> _AIM_
Look for the word "this" in the entries below, then copy every line that has it.

****

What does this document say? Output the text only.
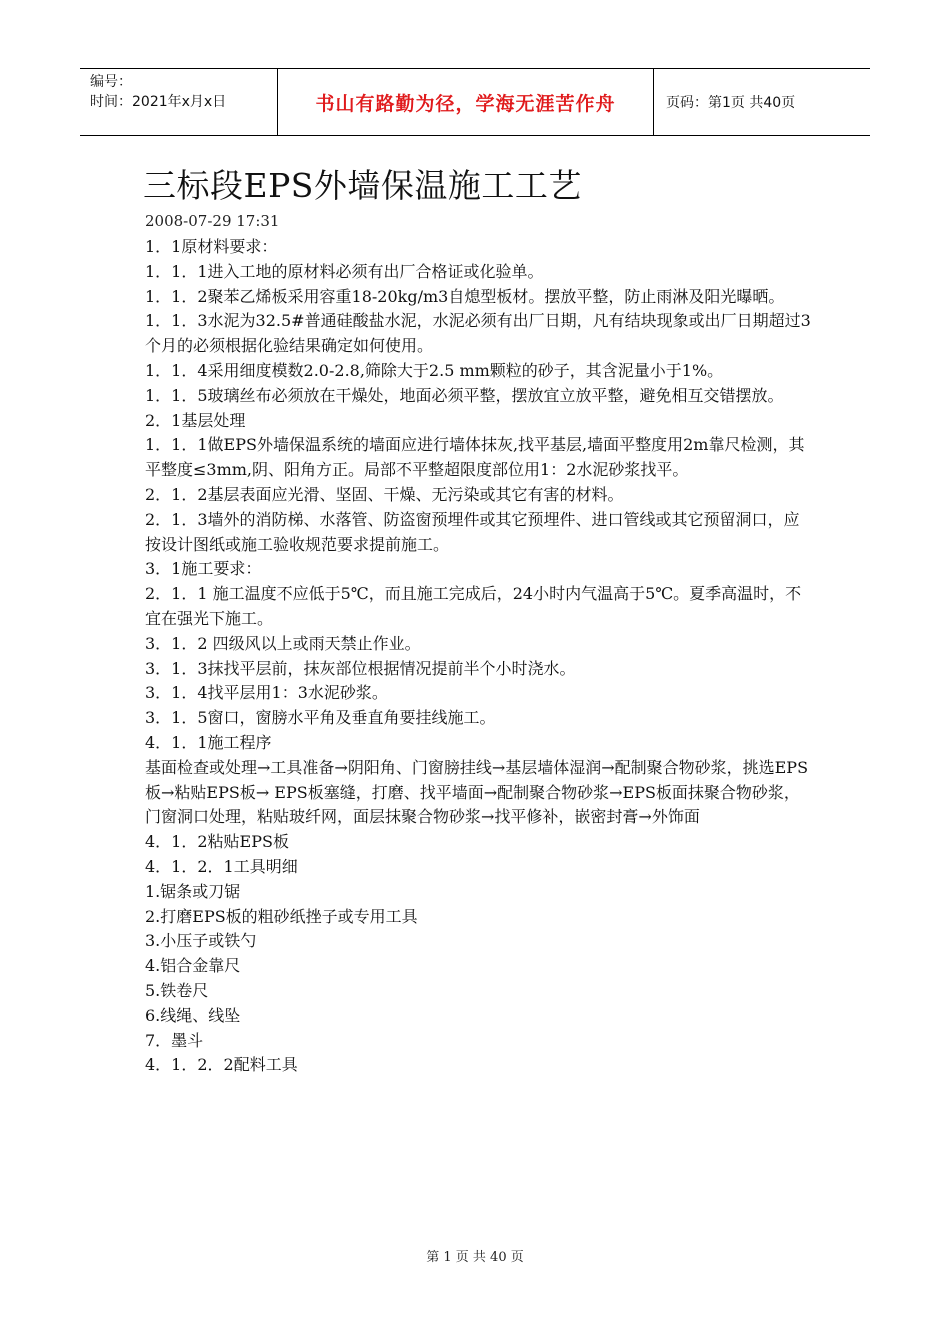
编号：
时间：2021年x月x日	书山有路勤为径，学海无涯苦作舟	页码：第1页 共40页
三标段EPS外墙保温施工工艺
2008-07-29 17:31

1．1原材料要求：

1．1．1进入工地的原材料必须有出厂合格证或化验单。

1．1．2聚苯乙烯板采用容重18-20kg/m3自熄型板材。摆放平整，防止雨淋及阳光曝晒。

1．1．3水泥为32.5#普通硅酸盐水泥，水泥必须有出厂日期，凡有结块现象或出厂日期超过3个月的必须根据化验结果确定如何使用。

1．1．4采用细度模数2.0-2.8,筛除大于2.5 mm颗粒的砂子，其含泥量小于1%。

1．1．5玻璃丝布必须放在干燥处，地面必须平整，摆放宜立放平整，避免相互交错摆放。

2．1基层处理

1．1．1做EPS外墙保温系统的墙面应进行墙体抹灰,找平基层,墙面平整度用2m靠尺检测，其平整度≤3mm,阴、阳角方正。局部不平整超限度部位用1：2水泥砂浆找平。

2．1．2基层表面应光滑、坚固、干燥、无污染或其它有害的材料。

2．1．3墙外的消防梯、水落管、防盗窗预埋件或其它预埋件、进口管线或其它预留洞口，应按设计图纸或施工验收规范要求提前施工。

3．1施工要求：

2．1．1 施工温度不应低于5℃，而且施工完成后，24小时内气温高于5℃。夏季高温时，不宜在强光下施工。

3．1．2 四级风以上或雨天禁止作业。

3．1．3抹找平层前，抹灰部位根据情况提前半个小时浇水。

3．1．4找平层用1：3水泥砂浆。

3．1．5窗口，窗膀水平角及垂直角要挂线施工。

4．1．1施工程序

基面检查或处理→工具准备→阴阳角、门窗膀挂线→基层墙体湿润→配制聚合物砂浆，挑选EPS板→粘贴EPS板→ EPS板塞缝，打磨、找平墙面→配制聚合物砂浆→EPS板面抹聚合物砂浆，门窗洞口处理，粘贴玻纤网，面层抹聚合物砂浆→找平修补，嵌密封膏→外饰面

4．1．2粘贴EPS板

4．1．2．1工具明细

1.锯条或刀锯

2.打磨EPS板的粗砂纸挫子或专用工具

3.小压子或铁勺

4.铝合金靠尺

5.铁卷尺

6.线绳、线坠

7．墨斗

4．1．2．2配料工具

第 1 页 共 40 页
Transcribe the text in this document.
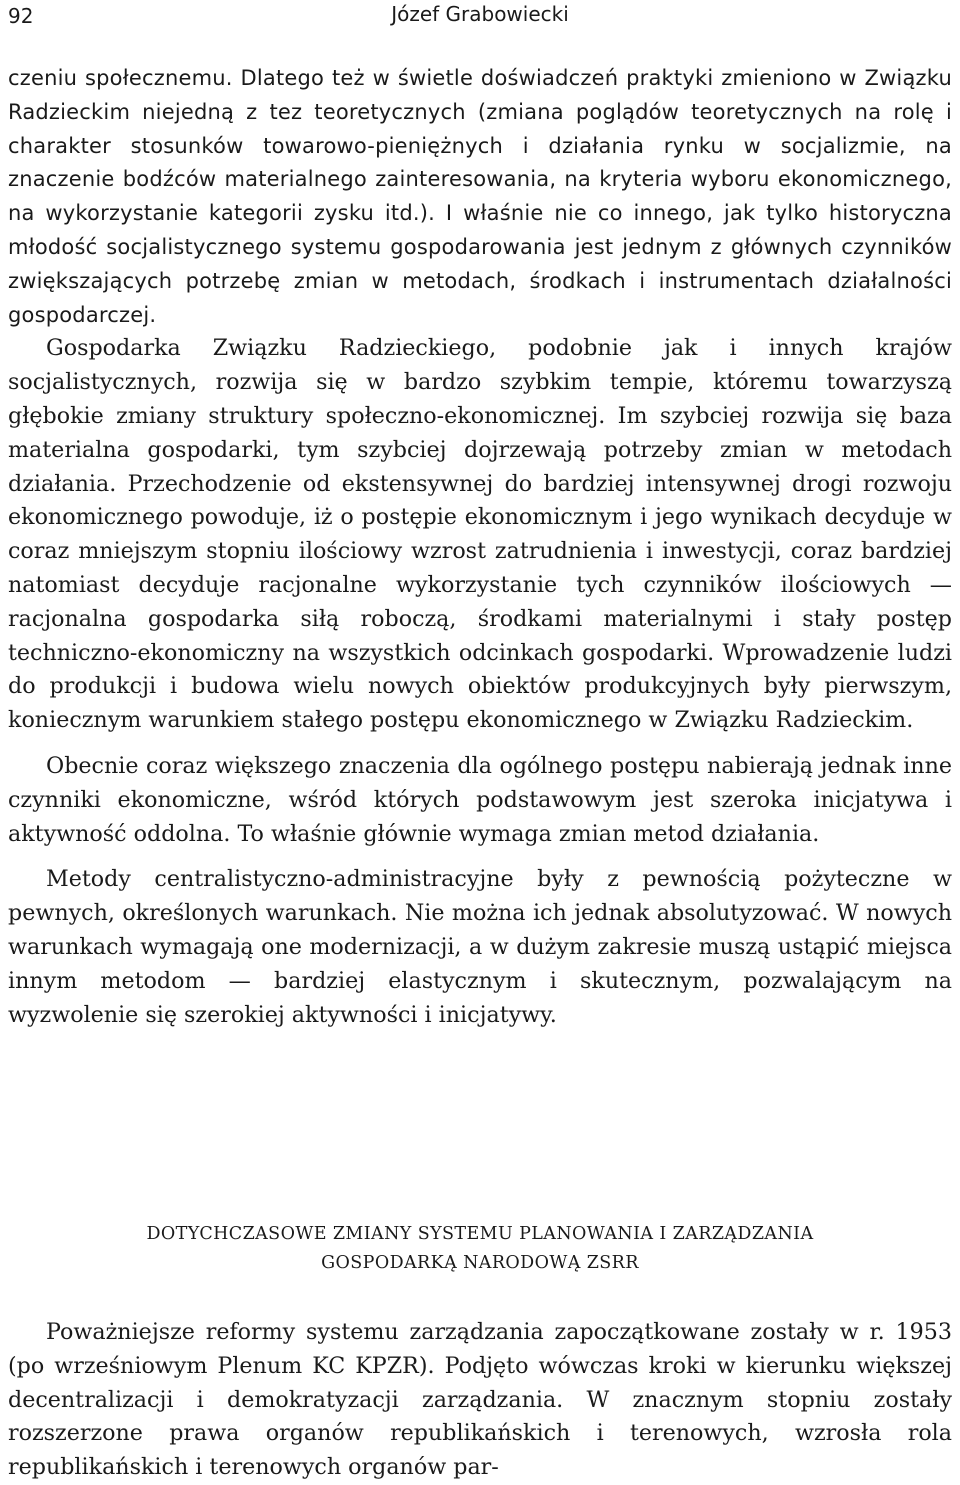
92	Józef Grabowiecki

czeniu społecznemu. Dlatego też w świetle doświadczeń praktyki zmieniono w Związku Radzieckim niejedną z tez teoretycznych (zmiana poglądów teoretycznych na rolę i charakter stosunków towarowo-pieniężnych i działania rynku w socjalizmie, na znaczenie bodźców materialnego zainteresowania, na kryteria wyboru ekonomicznego, na wykorzystanie kategorii zysku itd.). I właśnie nie co innego, jak tylko historyczna młodość socjalistycznego systemu gospodarowania jest jednym z głównych czynników zwiększających potrzebę zmian w metodach, środkach i instrumentach działalności gospodarczej.

Gospodarka Związku Radzieckiego, podobnie jak i innych krajów socjalistycznych, rozwija się w bardzo szybkim tempie, któremu towarzyszą głębokie zmiany struktury społeczno-ekonomicznej. Im szybciej rozwija się baza materialna gospodarki, tym szybciej dojrzewają potrzeby zmian w metodach działania. Przechodzenie od ekstensywnej do bardziej intensywnej drogi rozwoju ekonomicznego powoduje, iż o postępie ekonomicznym i jego wynikach decyduje w coraz mniejszym stopniu ilościowy wzrost zatrudnienia i inwestycji, coraz bardziej natomiast decyduje racjonalne wykorzystanie tych czynników ilościowych — racjonalna gospodarka siłą roboczą, środkami materialnymi i stały postęp techniczno-ekonomiczny na wszystkich odcinkach gospodarki. Wprowadzenie ludzi do produkcji i budowa wielu nowych obiektów produkcyjnych były pierwszym, koniecznym warunkiem stałego postępu ekonomicznego w Związku Radzieckim.

Obecnie coraz większego znaczenia dla ogólnego postępu nabierają jednak inne czynniki ekonomiczne, wśród których podstawowym jest szeroka inicjatywa i aktywność oddolna. To właśnie głównie wymaga zmian metod działania.

Metody centralistyczno-administracyjne były z pewnością pożyteczne w pewnych, określonych warunkach. Nie można ich jednak absolutyzować. W nowych warunkach wymagają one modernizacji, a w dużym zakresie muszą ustąpić miejsca innym metodom — bardziej elastycznym i skutecznym, pozwalającym na wyzwolenie się szerokiej aktywności i inicjatywy.

DOTYCHCZASOWE ZMIANY SYSTEMU PLANOWANIA I ZARZĄDZANIA
GOSPODARKĄ NARODOWĄ ZSRR

Poważniejsze reformy systemu zarządzania zapoczątkowane zostały w r. 1953 (po wrześniowym Plenum KC KPZR). Podjęto wówczas kroki w kierunku większej decentralizacji i demokratyzacji zarządzania. W znacznym stopniu zostały rozszerzone prawa organów republikańskich i terenowych, wzrosła rola republikańskich i terenowych organów par-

****

> _PROBLEM SOLUTION_
What does this document say? Output the text only.
Transcribe the text in this document.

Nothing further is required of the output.